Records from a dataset
------------------------------

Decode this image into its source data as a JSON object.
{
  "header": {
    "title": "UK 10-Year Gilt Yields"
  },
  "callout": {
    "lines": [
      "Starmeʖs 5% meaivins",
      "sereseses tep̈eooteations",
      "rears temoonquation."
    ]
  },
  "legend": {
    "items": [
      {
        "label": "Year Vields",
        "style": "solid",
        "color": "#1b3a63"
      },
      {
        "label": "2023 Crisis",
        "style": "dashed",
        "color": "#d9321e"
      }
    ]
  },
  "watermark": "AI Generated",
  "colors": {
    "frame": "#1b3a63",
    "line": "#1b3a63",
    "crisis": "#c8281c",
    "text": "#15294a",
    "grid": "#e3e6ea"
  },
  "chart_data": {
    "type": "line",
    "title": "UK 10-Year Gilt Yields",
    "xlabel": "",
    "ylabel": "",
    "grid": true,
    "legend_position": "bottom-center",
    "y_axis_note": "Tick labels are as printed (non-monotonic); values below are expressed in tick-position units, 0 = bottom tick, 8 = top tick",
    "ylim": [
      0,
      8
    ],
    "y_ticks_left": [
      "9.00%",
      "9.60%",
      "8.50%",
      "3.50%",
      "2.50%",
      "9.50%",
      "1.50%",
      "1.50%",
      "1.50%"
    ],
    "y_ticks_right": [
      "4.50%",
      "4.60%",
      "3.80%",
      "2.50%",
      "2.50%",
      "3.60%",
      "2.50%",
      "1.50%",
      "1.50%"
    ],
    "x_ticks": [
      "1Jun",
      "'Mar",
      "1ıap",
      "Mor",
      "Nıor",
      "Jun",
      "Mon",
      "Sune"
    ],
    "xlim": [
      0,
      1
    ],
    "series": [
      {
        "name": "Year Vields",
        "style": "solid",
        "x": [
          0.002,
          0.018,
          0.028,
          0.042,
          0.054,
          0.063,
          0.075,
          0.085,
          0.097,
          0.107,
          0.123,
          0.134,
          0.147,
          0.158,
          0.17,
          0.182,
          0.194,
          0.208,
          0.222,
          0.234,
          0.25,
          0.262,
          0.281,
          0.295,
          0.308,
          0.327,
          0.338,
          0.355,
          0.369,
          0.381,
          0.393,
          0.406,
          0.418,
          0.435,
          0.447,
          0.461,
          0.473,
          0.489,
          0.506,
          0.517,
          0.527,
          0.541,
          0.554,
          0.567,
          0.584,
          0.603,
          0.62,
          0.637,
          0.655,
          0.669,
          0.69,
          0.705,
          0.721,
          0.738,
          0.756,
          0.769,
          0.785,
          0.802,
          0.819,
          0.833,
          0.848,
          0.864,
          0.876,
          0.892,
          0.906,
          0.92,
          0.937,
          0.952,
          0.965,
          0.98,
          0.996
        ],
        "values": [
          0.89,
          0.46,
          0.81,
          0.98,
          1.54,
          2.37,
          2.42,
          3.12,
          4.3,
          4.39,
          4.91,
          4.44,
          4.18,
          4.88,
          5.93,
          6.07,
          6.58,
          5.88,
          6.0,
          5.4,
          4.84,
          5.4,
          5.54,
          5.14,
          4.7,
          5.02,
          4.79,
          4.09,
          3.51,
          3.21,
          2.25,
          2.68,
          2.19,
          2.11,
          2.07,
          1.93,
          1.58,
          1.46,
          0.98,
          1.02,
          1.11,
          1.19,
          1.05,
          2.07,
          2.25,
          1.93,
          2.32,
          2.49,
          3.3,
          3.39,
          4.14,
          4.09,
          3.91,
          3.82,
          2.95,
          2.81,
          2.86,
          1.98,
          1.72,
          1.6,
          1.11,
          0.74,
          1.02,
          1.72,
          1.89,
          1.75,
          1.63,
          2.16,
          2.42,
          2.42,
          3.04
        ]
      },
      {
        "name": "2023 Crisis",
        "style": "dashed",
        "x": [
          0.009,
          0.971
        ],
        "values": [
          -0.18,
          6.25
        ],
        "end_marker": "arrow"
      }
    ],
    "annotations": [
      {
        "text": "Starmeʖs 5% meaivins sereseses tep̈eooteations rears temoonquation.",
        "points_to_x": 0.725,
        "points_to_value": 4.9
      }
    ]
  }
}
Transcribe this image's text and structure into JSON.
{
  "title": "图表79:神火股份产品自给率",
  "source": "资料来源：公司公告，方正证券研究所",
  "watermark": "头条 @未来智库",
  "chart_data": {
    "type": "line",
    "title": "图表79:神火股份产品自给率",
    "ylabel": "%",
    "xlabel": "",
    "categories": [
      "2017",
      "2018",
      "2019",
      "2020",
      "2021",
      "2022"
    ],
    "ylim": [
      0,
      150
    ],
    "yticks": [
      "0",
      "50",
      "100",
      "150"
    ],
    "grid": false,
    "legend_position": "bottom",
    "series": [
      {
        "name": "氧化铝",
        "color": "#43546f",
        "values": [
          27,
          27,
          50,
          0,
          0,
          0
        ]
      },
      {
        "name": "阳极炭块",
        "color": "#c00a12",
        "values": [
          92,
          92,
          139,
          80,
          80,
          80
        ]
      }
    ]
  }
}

------------------------------

## TO BE DONE
Your task is to output all of the data above word for word.

## WRITTEN SOLUTION
Decode this image into its source data as a JSON object.
{
  "header": {
    "title": "UK 10-Year Gilt Yields"
  },
  "callout": {
    "lines": [
      "Starmeʖs 5% meaivins",
      "sereseses tep̈eooteations",
      "rears temoonquation."
    ]
  },
  "legend": {
    "items": [
      {
        "label": "Year Vields",
        "style": "solid",
        "color": "#1b3a63"
      },
      {
        "label": "2023 Crisis",
        "style": "dashed",
        "color": "#d9321e"
      }
    ]
  },
  "watermark": "AI Generated",
  "colors": {
    "frame": "#1b3a63",
    "line": "#1b3a63",
    "crisis": "#c8281c",
    "text": "#15294a",
    "grid": "#e3e6ea"
  },
  "chart_data": {
    "type": "line",
    "title": "UK 10-Year Gilt Yields",
    "xlabel": "",
    "ylabel": "",
    "grid": true,
    "legend_position": "bottom-center",
    "y_axis_note": "Tick labels are as printed (non-monotonic); values below are expressed in tick-position units, 0 = bottom tick, 8 = top tick",
    "ylim": [
      0,
      8
    ],
    "y_ticks_left": [
      "9.00%",
      "9.60%",
      "8.50%",
      "3.50%",
      "2.50%",
      "9.50%",
      "1.50%",
      "1.50%",
      "1.50%"
    ],
    "y_ticks_right": [
      "4.50%",
      "4.60%",
      "3.80%",
      "2.50%",
      "2.50%",
      "3.60%",
      "2.50%",
      "1.50%",
      "1.50%"
    ],
    "x_ticks": [
      "1Jun",
      "'Mar",
      "1ıap",
      "Mor",
      "Nıor",
      "Jun",
      "Mon",
      "Sune"
    ],
    "xlim": [
      0,
      1
    ],
    "series": [
      {
        "name": "Year Vields",
        "style": "solid",
        "x": [
          0.002,
          0.018,
          0.028,
          0.042,
          0.054,
          0.063,
          0.075,
          0.085,
          0.097,
          0.107,
          0.123,
          0.134,
          0.147,
          0.158,
          0.17,
          0.182,
          0.194,
          0.208,
          0.222,
          0.234,
          0.25,
          0.262,
          0.281,
          0.295,
          0.308,
          0.327,
          0.338,
          0.355,
          0.369,
          0.381,
          0.393,
          0.406,
          0.418,
          0.435,
          0.447,
          0.461,
          0.473,
          0.489,
          0.506,
          0.517,
          0.527,
          0.541,
          0.554,
          0.567,
          0.584,
          0.603,
          0.62,
          0.637,
          0.655,
          0.669,
          0.69,
          0.705,
          0.721,
          0.738,
          0.756,
          0.769,
          0.785,
          0.802,
          0.819,
          0.833,
          0.848,
          0.864,
          0.876,
          0.892,
          0.906,
          0.92,
          0.937,
          0.952,
          0.965,
          0.98,
          0.996
        ],
        "values": [
          0.89,
          0.46,
          0.81,
          0.98,
          1.54,
          2.37,
          2.42,
          3.12,
          4.3,
          4.39,
          4.91,
          4.44,
          4.18,
          4.88,
          5.93,
          6.07,
          6.58,
          5.88,
          6.0,
          5.4,
          4.84,
          5.4,
          5.54,
          5.14,
          4.7,
          5.02,
          4.79,
          4.09,
          3.51,
          3.21,
          2.25,
          2.68,
          2.19,
          2.11,
          2.07,
          1.93,
          1.58,
          1.46,
          0.98,
          1.02,
          1.11,
          1.19,
          1.05,
          2.07,
          2.25,
          1.93,
          2.32,
          2.49,
          3.3,
          3.39,
          4.14,
          4.09,
          3.91,
          3.82,
          2.95,
          2.81,
          2.86,
          1.98,
          1.72,
          1.6,
          1.11,
          0.74,
          1.02,
          1.72,
          1.89,
          1.75,
          1.63,
          2.16,
          2.42,
          2.42,
          3.04
        ]
      },
      {
        "name": "2023 Crisis",
        "style": "dashed",
        "x": [
          0.009,
          0.971
        ],
        "values": [
          -0.18,
          6.25
        ],
        "end_marker": "arrow"
      }
    ],
    "annotations": [
      {
        "text": "Starmeʖs 5% meaivins sereseses tep̈eooteations rears temoonquation.",
        "points_to_x": 0.725,
        "points_to_value": 4.9
      }
    ]
  }
}
Transcribe this image's text and structure into JSON.
{
  "title": "图表79:神火股份产品自给率",
  "source": "资料来源：公司公告，方正证券研究所",
  "watermark": "头条 @未来智库",
  "chart_data": {
    "type": "line",
    "title": "图表79:神火股份产品自给率",
    "ylabel": "%",
    "xlabel": "",
    "categories": [
      "2017",
      "2018",
      "2019",
      "2020",
      "2021",
      "2022"
    ],
    "ylim": [
      0,
      150
    ],
    "yticks": [
      "0",
      "50",
      "100",
      "150"
    ],
    "grid": false,
    "legend_position": "bottom",
    "series": [
      {
        "name": "氧化铝",
        "color": "#43546f",
        "values": [
          27,
          27,
          50,
          0,
          0,
          0
        ]
      },
      {
        "name": "阳极炭块",
        "color": "#c00a12",
        "values": [
          92,
          92,
          139,
          80,
          80,
          80
        ]
      }
    ]
  }
}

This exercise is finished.